__Problem__. Restate the data exactly as given and keep the pictures out.
──────── Task inputs
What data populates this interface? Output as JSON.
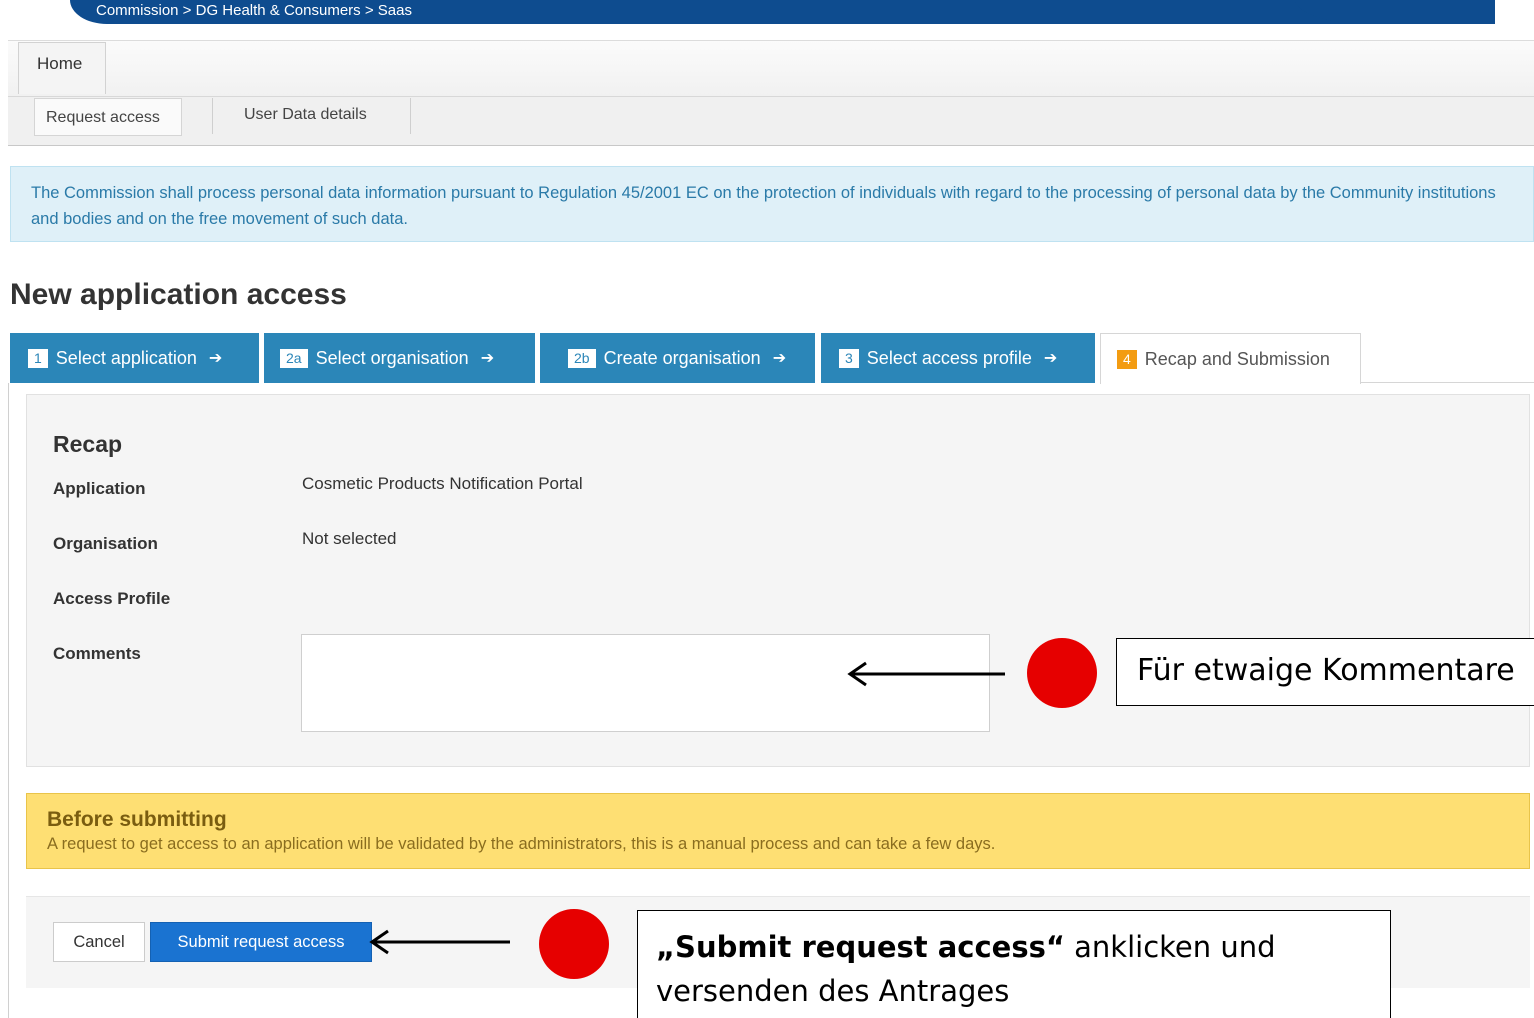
{
  "breadcrumb": "Commission > DG Health & Consumers > Saas",
  "tabs": {
    "home": "Home"
  },
  "subtabs": [
    "Request access",
    "User Data details"
  ],
  "notice": "The Commission shall process personal data information pursuant to Regulation 45/2001 EC on the protection of individuals with regard to the processing of personal data by the Community institutions and bodies and on the free movement of such data.",
  "page_title": "New application access",
  "steps": [
    {
      "num": "1",
      "label": "Select application",
      "arrow": "➔"
    },
    {
      "num": "2a",
      "label": "Select organisation",
      "arrow": "➔"
    },
    {
      "num": "2b",
      "label": "Create organisation",
      "arrow": "➔"
    },
    {
      "num": "3",
      "label": "Select access profile",
      "arrow": "➔"
    },
    {
      "num": "4",
      "label": "Recap and Submission"
    }
  ],
  "recap": {
    "title": "Recap",
    "application_label": "Application",
    "application_value": "Cosmetic Products Notification Portal",
    "organisation_label": "Organisation",
    "organisation_value": "Not selected",
    "access_profile_label": "Access Profile",
    "comments_label": "Comments",
    "comments_value": ""
  },
  "warning": {
    "title": "Before submitting",
    "text": "A request to get access to an application will be validated by the administrators, this is a manual process and can take a few days."
  },
  "actions": {
    "cancel": "Cancel",
    "submit": "Submit request access"
  },
  "annotations": {
    "comments_note": "Für etwaige Kommentare",
    "submit_note_bold": "„Submit request access“",
    "submit_note_rest": " anklicken  und versenden des Antrages"
  },
  "colors": {
    "banner": "#0e4c8f",
    "step_blue": "#2b86b8",
    "step_active_badge": "#f39c12",
    "notice_bg": "#dff0f8",
    "warning_bg": "#fedf73",
    "submit_button": "#1a73d1",
    "marker_red": "#e60000"
  }
}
────────────────
__Result for this exercise__.
What data populates this interface? Output as JSON.
{
  "breadcrumb": "Commission > DG Health & Consumers > Saas",
  "tabs": {
    "home": "Home"
  },
  "subtabs": [
    "Request access",
    "User Data details"
  ],
  "notice": "The Commission shall process personal data information pursuant to Regulation 45/2001 EC on the protection of individuals with regard to the processing of personal data by the Community institutions and bodies and on the free movement of such data.",
  "page_title": "New application access",
  "steps": [
    {
      "num": "1",
      "label": "Select application",
      "arrow": "➔"
    },
    {
      "num": "2a",
      "label": "Select organisation",
      "arrow": "➔"
    },
    {
      "num": "2b",
      "label": "Create organisation",
      "arrow": "➔"
    },
    {
      "num": "3",
      "label": "Select access profile",
      "arrow": "➔"
    },
    {
      "num": "4",
      "label": "Recap and Submission"
    }
  ],
  "recap": {
    "title": "Recap",
    "application_label": "Application",
    "application_value": "Cosmetic Products Notification Portal",
    "organisation_label": "Organisation",
    "organisation_value": "Not selected",
    "access_profile_label": "Access Profile",
    "comments_label": "Comments",
    "comments_value": ""
  },
  "warning": {
    "title": "Before submitting",
    "text": "A request to get access to an application will be validated by the administrators, this is a manual process and can take a few days."
  },
  "actions": {
    "cancel": "Cancel",
    "submit": "Submit request access"
  },
  "annotations": {
    "comments_note": "Für etwaige Kommentare",
    "submit_note_bold": "„Submit request access“",
    "submit_note_rest": " anklicken  und versenden des Antrages"
  },
  "colors": {
    "banner": "#0e4c8f",
    "step_blue": "#2b86b8",
    "step_active_badge": "#f39c12",
    "notice_bg": "#dff0f8",
    "warning_bg": "#fedf73",
    "submit_button": "#1a73d1",
    "marker_red": "#e60000"
  }
}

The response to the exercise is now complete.